Show all lines holding the string "title".

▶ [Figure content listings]
++++++
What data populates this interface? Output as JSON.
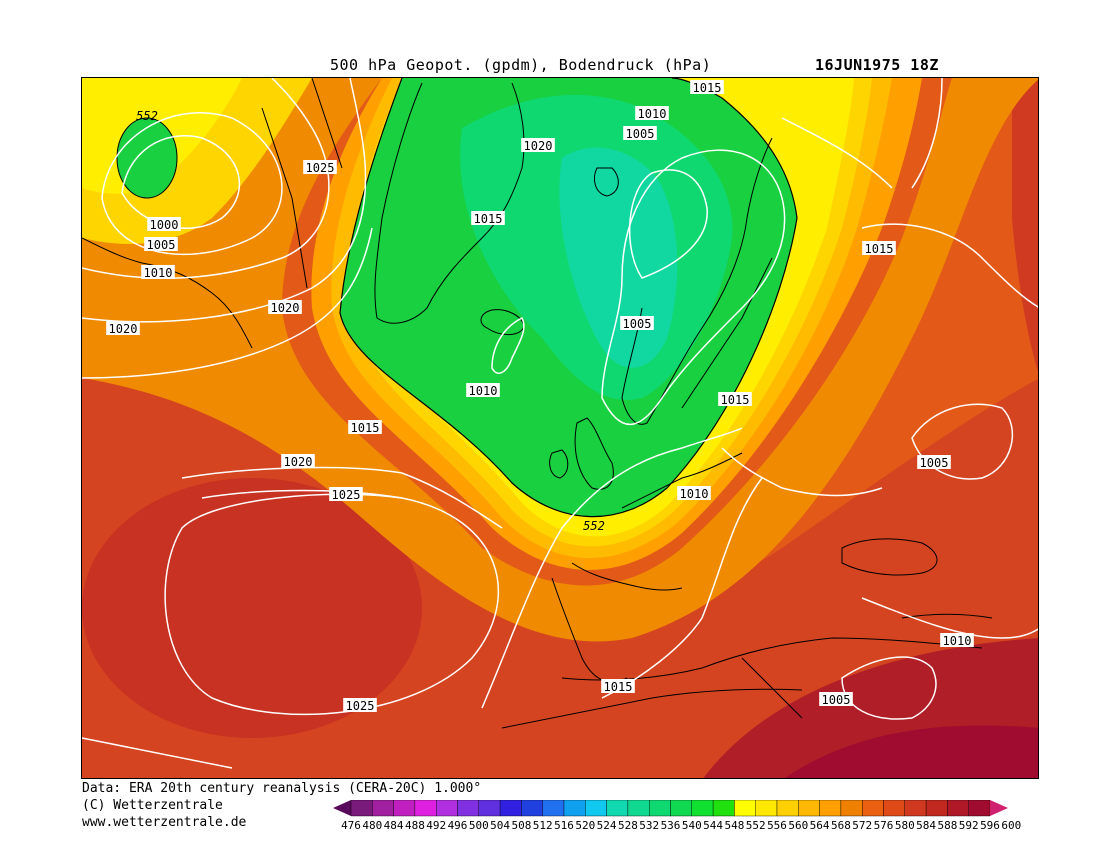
{
  "header": {
    "title": "500 hPa Geopot. (gpdm), Bodendruck (hPa)",
    "datetime": "16JUN1975 18Z"
  },
  "footer": {
    "line1": "Data: ERA 20th century reanalysis (CERA-20C) 1.000°",
    "line2": "(C) Wetterzentrale",
    "line3": "www.wetterzentrale.de"
  },
  "colorbar": {
    "levels": [
      "476",
      "480",
      "484",
      "488",
      "492",
      "496",
      "500",
      "504",
      "508",
      "512",
      "516",
      "520",
      "524",
      "528",
      "532",
      "536",
      "540",
      "544",
      "548",
      "552",
      "556",
      "560",
      "564",
      "568",
      "572",
      "576",
      "580",
      "584",
      "588",
      "592",
      "596",
      "600"
    ],
    "colors": [
      "#5a0a5a",
      "#7a1a7a",
      "#a020a0",
      "#c020c0",
      "#e020e0",
      "#b030e0",
      "#8030e0",
      "#6030e0",
      "#3020e0",
      "#2040e0",
      "#2070f0",
      "#10a0f0",
      "#10c8f0",
      "#10d8b0",
      "#10d890",
      "#10d870",
      "#10d850",
      "#10e030",
      "#20e010",
      "#ffff00",
      "#ffe800",
      "#ffd000",
      "#ffb800",
      "#ff9f00",
      "#f08000",
      "#e86010",
      "#e04a18",
      "#d03820",
      "#c02820",
      "#b01828",
      "#a00c30",
      "#d02070"
    ]
  },
  "map": {
    "pressure_labels": [
      {
        "text": "1015",
        "key": "p1"
      },
      {
        "text": "1010",
        "key": "p2"
      },
      {
        "text": "1005",
        "key": "p3"
      },
      {
        "text": "1020",
        "key": "p4"
      },
      {
        "text": "1025",
        "key": "p5"
      },
      {
        "text": "1000",
        "key": "p6"
      },
      {
        "text": "1005",
        "key": "p7"
      },
      {
        "text": "1010",
        "key": "p8"
      },
      {
        "text": "1020",
        "key": "p9"
      },
      {
        "text": "1020",
        "key": "p10"
      },
      {
        "text": "1015",
        "key": "p11"
      },
      {
        "text": "1005",
        "key": "p12"
      },
      {
        "text": "1010",
        "key": "p13"
      },
      {
        "text": "1015",
        "key": "p14"
      },
      {
        "text": "1015",
        "key": "p15"
      },
      {
        "text": "1020",
        "key": "p16"
      },
      {
        "text": "1025",
        "key": "p17"
      },
      {
        "text": "1010",
        "key": "p18"
      },
      {
        "text": "1015",
        "key": "p19"
      },
      {
        "text": "1010",
        "key": "p20"
      },
      {
        "text": "1005",
        "key": "p21"
      },
      {
        "text": "1015",
        "key": "p22"
      },
      {
        "text": "1025",
        "key": "p23"
      },
      {
        "text": "1005",
        "key": "p24"
      }
    ],
    "geopotential_labels": [
      "552",
      "552"
    ]
  }
}
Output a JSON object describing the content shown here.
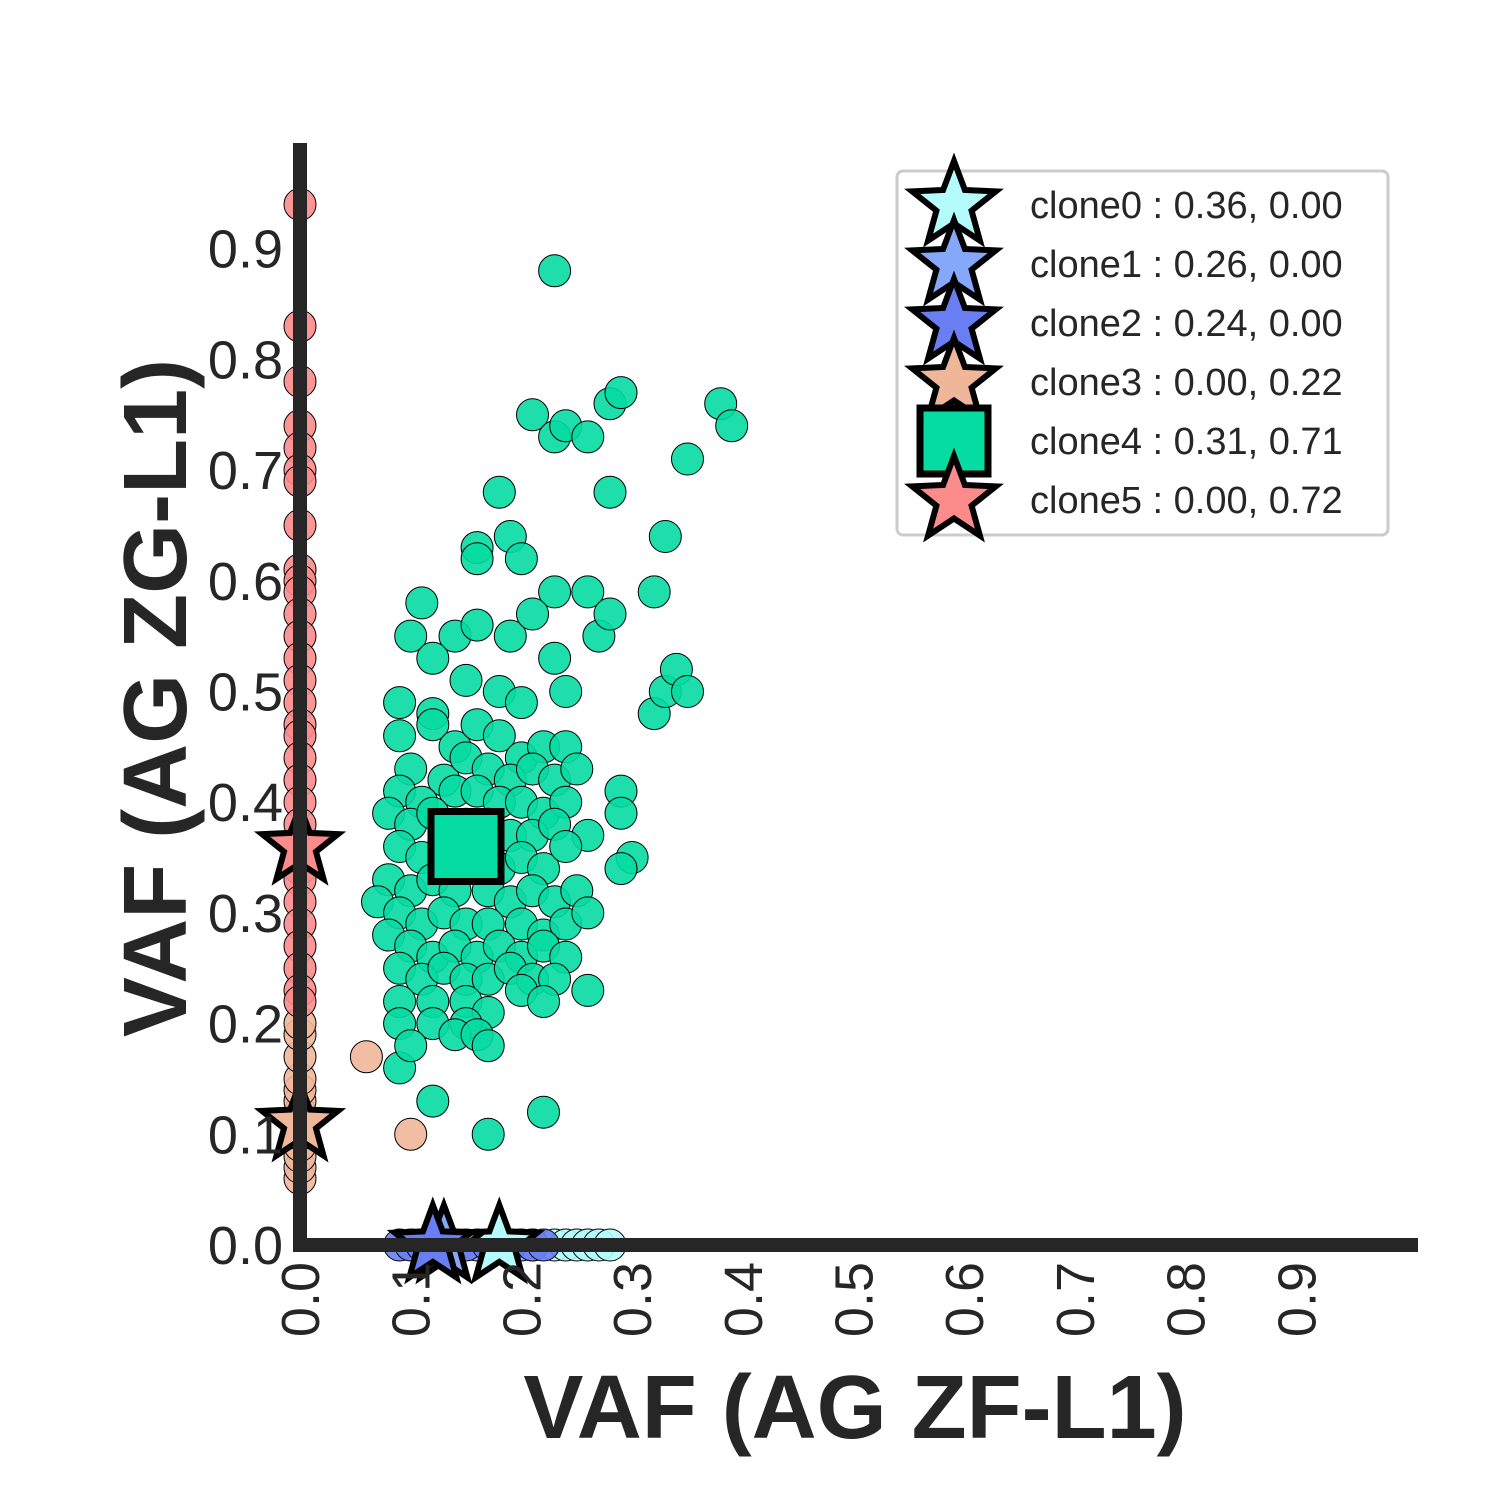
{
  "chart_data": {
    "type": "scatter",
    "title": "",
    "xlabel": "VAF (AG ZF-L1)",
    "ylabel": "VAF (AG ZG-L1)",
    "xlim": [
      0.0,
      1.0
    ],
    "ylim": [
      0.0,
      1.0
    ],
    "x_ticks": [
      "0.0",
      "0.1",
      "0.2",
      "0.3",
      "0.4",
      "0.5",
      "0.6",
      "0.7",
      "0.8",
      "0.9"
    ],
    "y_ticks": [
      "0.0",
      "0.1",
      "0.2",
      "0.3",
      "0.4",
      "0.5",
      "0.6",
      "0.7",
      "0.8",
      "0.9"
    ],
    "grid": false,
    "legend_position": "top-right",
    "series": [
      {
        "name": "clone0 : 0.36, 0.00",
        "color": "#b4fbfb",
        "marker": "star",
        "centroid": [
          0.18,
          0.0
        ],
        "points": [
          [
            0.19,
            0.0
          ],
          [
            0.21,
            0.0
          ],
          [
            0.23,
            0.0
          ],
          [
            0.24,
            0.0
          ],
          [
            0.25,
            0.0
          ],
          [
            0.26,
            0.0
          ],
          [
            0.27,
            0.0
          ],
          [
            0.28,
            0.0
          ]
        ]
      },
      {
        "name": "clone1 : 0.26, 0.00",
        "color": "#86a8fb",
        "marker": "star",
        "centroid": [
          0.13,
          0.0
        ],
        "points": [
          [
            0.12,
            0.0
          ],
          [
            0.14,
            0.0
          ],
          [
            0.16,
            0.0
          ],
          [
            0.18,
            0.0
          ],
          [
            0.2,
            0.0
          ]
        ]
      },
      {
        "name": "clone2 : 0.24, 0.00",
        "color": "#6a7ef4",
        "marker": "star",
        "centroid": [
          0.12,
          0.0
        ],
        "points": [
          [
            0.09,
            0.0
          ],
          [
            0.1,
            0.0
          ],
          [
            0.11,
            0.0
          ],
          [
            0.13,
            0.0
          ],
          [
            0.15,
            0.0
          ],
          [
            0.17,
            0.0
          ],
          [
            0.19,
            0.0
          ],
          [
            0.21,
            0.0
          ],
          [
            0.22,
            0.0
          ]
        ]
      },
      {
        "name": "clone3 : 0.00, 0.22",
        "color": "#f0b699",
        "marker": "star",
        "centroid": [
          0.0,
          0.11
        ],
        "points": [
          [
            0.0,
            0.06
          ],
          [
            0.0,
            0.07
          ],
          [
            0.0,
            0.08
          ],
          [
            0.0,
            0.09
          ],
          [
            0.0,
            0.1
          ],
          [
            0.0,
            0.11
          ],
          [
            0.0,
            0.12
          ],
          [
            0.0,
            0.13
          ],
          [
            0.0,
            0.14
          ],
          [
            0.0,
            0.15
          ],
          [
            0.0,
            0.17
          ],
          [
            0.0,
            0.19
          ],
          [
            0.0,
            0.2
          ],
          [
            0.06,
            0.17
          ],
          [
            0.1,
            0.1
          ]
        ]
      },
      {
        "name": "clone4 : 0.31, 0.71",
        "color": "#05dca2",
        "marker": "square",
        "centroid": [
          0.15,
          0.36
        ],
        "points": [
          [
            0.23,
            0.88
          ],
          [
            0.21,
            0.75
          ],
          [
            0.23,
            0.73
          ],
          [
            0.24,
            0.74
          ],
          [
            0.26,
            0.73
          ],
          [
            0.28,
            0.76
          ],
          [
            0.29,
            0.77
          ],
          [
            0.38,
            0.76
          ],
          [
            0.39,
            0.74
          ],
          [
            0.35,
            0.71
          ],
          [
            0.18,
            0.68
          ],
          [
            0.28,
            0.68
          ],
          [
            0.16,
            0.63
          ],
          [
            0.16,
            0.62
          ],
          [
            0.19,
            0.64
          ],
          [
            0.2,
            0.62
          ],
          [
            0.33,
            0.64
          ],
          [
            0.23,
            0.59
          ],
          [
            0.26,
            0.59
          ],
          [
            0.32,
            0.59
          ],
          [
            0.11,
            0.58
          ],
          [
            0.1,
            0.55
          ],
          [
            0.14,
            0.55
          ],
          [
            0.16,
            0.56
          ],
          [
            0.19,
            0.55
          ],
          [
            0.21,
            0.57
          ],
          [
            0.27,
            0.55
          ],
          [
            0.28,
            0.57
          ],
          [
            0.12,
            0.53
          ],
          [
            0.23,
            0.53
          ],
          [
            0.15,
            0.51
          ],
          [
            0.18,
            0.5
          ],
          [
            0.2,
            0.49
          ],
          [
            0.24,
            0.5
          ],
          [
            0.32,
            0.48
          ],
          [
            0.33,
            0.5
          ],
          [
            0.34,
            0.52
          ],
          [
            0.35,
            0.5
          ],
          [
            0.09,
            0.49
          ],
          [
            0.12,
            0.48
          ],
          [
            0.09,
            0.46
          ],
          [
            0.12,
            0.47
          ],
          [
            0.14,
            0.45
          ],
          [
            0.16,
            0.47
          ],
          [
            0.18,
            0.46
          ],
          [
            0.2,
            0.44
          ],
          [
            0.22,
            0.45
          ],
          [
            0.24,
            0.45
          ],
          [
            0.1,
            0.43
          ],
          [
            0.13,
            0.42
          ],
          [
            0.15,
            0.44
          ],
          [
            0.17,
            0.43
          ],
          [
            0.19,
            0.42
          ],
          [
            0.21,
            0.43
          ],
          [
            0.23,
            0.42
          ],
          [
            0.25,
            0.43
          ],
          [
            0.09,
            0.41
          ],
          [
            0.11,
            0.4
          ],
          [
            0.14,
            0.41
          ],
          [
            0.16,
            0.41
          ],
          [
            0.18,
            0.4
          ],
          [
            0.2,
            0.4
          ],
          [
            0.22,
            0.39
          ],
          [
            0.24,
            0.4
          ],
          [
            0.29,
            0.41
          ],
          [
            0.08,
            0.39
          ],
          [
            0.1,
            0.38
          ],
          [
            0.12,
            0.39
          ],
          [
            0.15,
            0.38
          ],
          [
            0.17,
            0.38
          ],
          [
            0.19,
            0.37
          ],
          [
            0.21,
            0.37
          ],
          [
            0.23,
            0.38
          ],
          [
            0.26,
            0.37
          ],
          [
            0.29,
            0.39
          ],
          [
            0.09,
            0.36
          ],
          [
            0.11,
            0.35
          ],
          [
            0.13,
            0.36
          ],
          [
            0.16,
            0.35
          ],
          [
            0.18,
            0.34
          ],
          [
            0.2,
            0.35
          ],
          [
            0.22,
            0.34
          ],
          [
            0.24,
            0.36
          ],
          [
            0.3,
            0.35
          ],
          [
            0.29,
            0.34
          ],
          [
            0.08,
            0.33
          ],
          [
            0.1,
            0.32
          ],
          [
            0.12,
            0.33
          ],
          [
            0.14,
            0.32
          ],
          [
            0.17,
            0.32
          ],
          [
            0.19,
            0.31
          ],
          [
            0.21,
            0.32
          ],
          [
            0.23,
            0.31
          ],
          [
            0.25,
            0.32
          ],
          [
            0.07,
            0.31
          ],
          [
            0.09,
            0.3
          ],
          [
            0.11,
            0.29
          ],
          [
            0.13,
            0.3
          ],
          [
            0.15,
            0.29
          ],
          [
            0.17,
            0.29
          ],
          [
            0.2,
            0.29
          ],
          [
            0.22,
            0.28
          ],
          [
            0.24,
            0.29
          ],
          [
            0.26,
            0.3
          ],
          [
            0.08,
            0.28
          ],
          [
            0.1,
            0.27
          ],
          [
            0.12,
            0.26
          ],
          [
            0.14,
            0.27
          ],
          [
            0.16,
            0.26
          ],
          [
            0.18,
            0.27
          ],
          [
            0.2,
            0.26
          ],
          [
            0.22,
            0.27
          ],
          [
            0.24,
            0.26
          ],
          [
            0.09,
            0.25
          ],
          [
            0.11,
            0.24
          ],
          [
            0.13,
            0.25
          ],
          [
            0.15,
            0.24
          ],
          [
            0.17,
            0.24
          ],
          [
            0.19,
            0.25
          ],
          [
            0.21,
            0.24
          ],
          [
            0.23,
            0.24
          ],
          [
            0.26,
            0.23
          ],
          [
            0.09,
            0.22
          ],
          [
            0.12,
            0.22
          ],
          [
            0.15,
            0.22
          ],
          [
            0.17,
            0.21
          ],
          [
            0.2,
            0.23
          ],
          [
            0.22,
            0.22
          ],
          [
            0.12,
            0.2
          ],
          [
            0.15,
            0.2
          ],
          [
            0.09,
            0.2
          ],
          [
            0.14,
            0.19
          ],
          [
            0.16,
            0.19
          ],
          [
            0.09,
            0.16
          ],
          [
            0.1,
            0.18
          ],
          [
            0.17,
            0.18
          ],
          [
            0.12,
            0.13
          ],
          [
            0.22,
            0.12
          ],
          [
            0.17,
            0.1
          ]
        ]
      },
      {
        "name": "clone5 : 0.00, 0.72",
        "color": "#fc8b8b",
        "marker": "star",
        "centroid": [
          0.0,
          0.36
        ],
        "points": [
          [
            0.0,
            0.94
          ],
          [
            0.0,
            0.83
          ],
          [
            0.0,
            0.78
          ],
          [
            0.0,
            0.74
          ],
          [
            0.0,
            0.72
          ],
          [
            0.0,
            0.7
          ],
          [
            0.0,
            0.69
          ],
          [
            0.0,
            0.65
          ],
          [
            0.0,
            0.61
          ],
          [
            0.0,
            0.6
          ],
          [
            0.0,
            0.59
          ],
          [
            0.0,
            0.57
          ],
          [
            0.0,
            0.55
          ],
          [
            0.0,
            0.53
          ],
          [
            0.0,
            0.51
          ],
          [
            0.0,
            0.49
          ],
          [
            0.0,
            0.47
          ],
          [
            0.0,
            0.46
          ],
          [
            0.0,
            0.44
          ],
          [
            0.0,
            0.42
          ],
          [
            0.0,
            0.4
          ],
          [
            0.0,
            0.38
          ],
          [
            0.0,
            0.36
          ],
          [
            0.0,
            0.34
          ],
          [
            0.0,
            0.33
          ],
          [
            0.0,
            0.31
          ],
          [
            0.0,
            0.29
          ],
          [
            0.0,
            0.27
          ],
          [
            0.0,
            0.25
          ],
          [
            0.0,
            0.23
          ],
          [
            0.0,
            0.22
          ]
        ]
      }
    ]
  }
}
++++++
▶ [RESULT OF THIS EXERCISE]
    "title": "500 hPa Geopot. (gpdm), Bodendruck (hPa)",
    "title": "",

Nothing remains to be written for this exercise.